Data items

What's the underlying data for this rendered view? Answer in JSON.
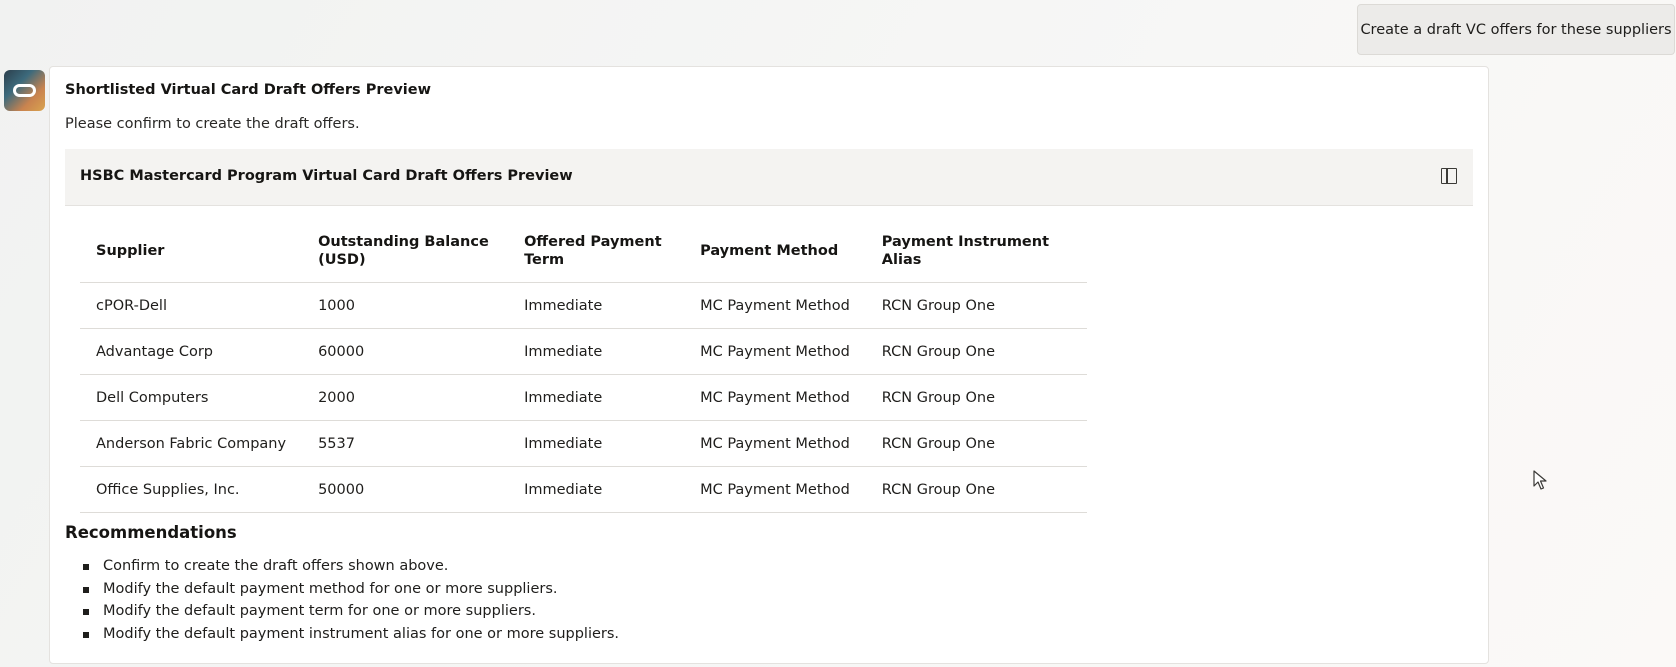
{
  "user_message": "Create a draft VC offers for these suppliers",
  "assistant": {
    "avatar_icon": "oracle-assistant-avatar-icon",
    "title": "Shortlisted Virtual Card Draft Offers Preview",
    "subtitle": "Please confirm to create the draft offers.",
    "panel": {
      "title": "HSBC Mastercard Program Virtual Card Draft Offers Preview",
      "action_icon": "side-panel-icon"
    },
    "table": {
      "columns": [
        "Supplier",
        "Outstanding Balance (USD)",
        "Offered Payment Term",
        "Payment Method",
        "Payment Instrument Alias"
      ],
      "rows": [
        [
          "cPOR-Dell",
          "1000",
          "Immediate",
          "MC Payment Method",
          "RCN Group One"
        ],
        [
          "Advantage Corp",
          "60000",
          "Immediate",
          "MC Payment Method",
          "RCN Group One"
        ],
        [
          "Dell Computers",
          "2000",
          "Immediate",
          "MC Payment Method",
          "RCN Group One"
        ],
        [
          "Anderson Fabric Company",
          "5537",
          "Immediate",
          "MC Payment Method",
          "RCN Group One"
        ],
        [
          "Office Supplies, Inc.",
          "50000",
          "Immediate",
          "MC Payment Method",
          "RCN Group One"
        ]
      ]
    },
    "recommendations": {
      "title": "Recommendations",
      "items": [
        "Confirm to create the draft offers shown above.",
        "Modify the default payment method for one or more suppliers.",
        "Modify the default payment term for one or more suppliers.",
        "Modify the default payment instrument alias for one or more suppliers."
      ]
    }
  },
  "cursor_icon": "mouse-pointer-icon"
}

- Task objective
Without including any pictures, output all the entries above exactly.

- Result for this task
What's the underlying data for this rendered view? Answer in JSON.
{
  "user_message": "Create a draft VC offers for these suppliers",
  "assistant": {
    "avatar_icon": "oracle-assistant-avatar-icon",
    "title": "Shortlisted Virtual Card Draft Offers Preview",
    "subtitle": "Please confirm to create the draft offers.",
    "panel": {
      "title": "HSBC Mastercard Program Virtual Card Draft Offers Preview",
      "action_icon": "side-panel-icon"
    },
    "table": {
      "columns": [
        "Supplier",
        "Outstanding Balance (USD)",
        "Offered Payment Term",
        "Payment Method",
        "Payment Instrument Alias"
      ],
      "rows": [
        [
          "cPOR-Dell",
          "1000",
          "Immediate",
          "MC Payment Method",
          "RCN Group One"
        ],
        [
          "Advantage Corp",
          "60000",
          "Immediate",
          "MC Payment Method",
          "RCN Group One"
        ],
        [
          "Dell Computers",
          "2000",
          "Immediate",
          "MC Payment Method",
          "RCN Group One"
        ],
        [
          "Anderson Fabric Company",
          "5537",
          "Immediate",
          "MC Payment Method",
          "RCN Group One"
        ],
        [
          "Office Supplies, Inc.",
          "50000",
          "Immediate",
          "MC Payment Method",
          "RCN Group One"
        ]
      ]
    },
    "recommendations": {
      "title": "Recommendations",
      "items": [
        "Confirm to create the draft offers shown above.",
        "Modify the default payment method for one or more suppliers.",
        "Modify the default payment term for one or more suppliers.",
        "Modify the default payment instrument alias for one or more suppliers."
      ]
    }
  },
  "cursor_icon": "mouse-pointer-icon"
}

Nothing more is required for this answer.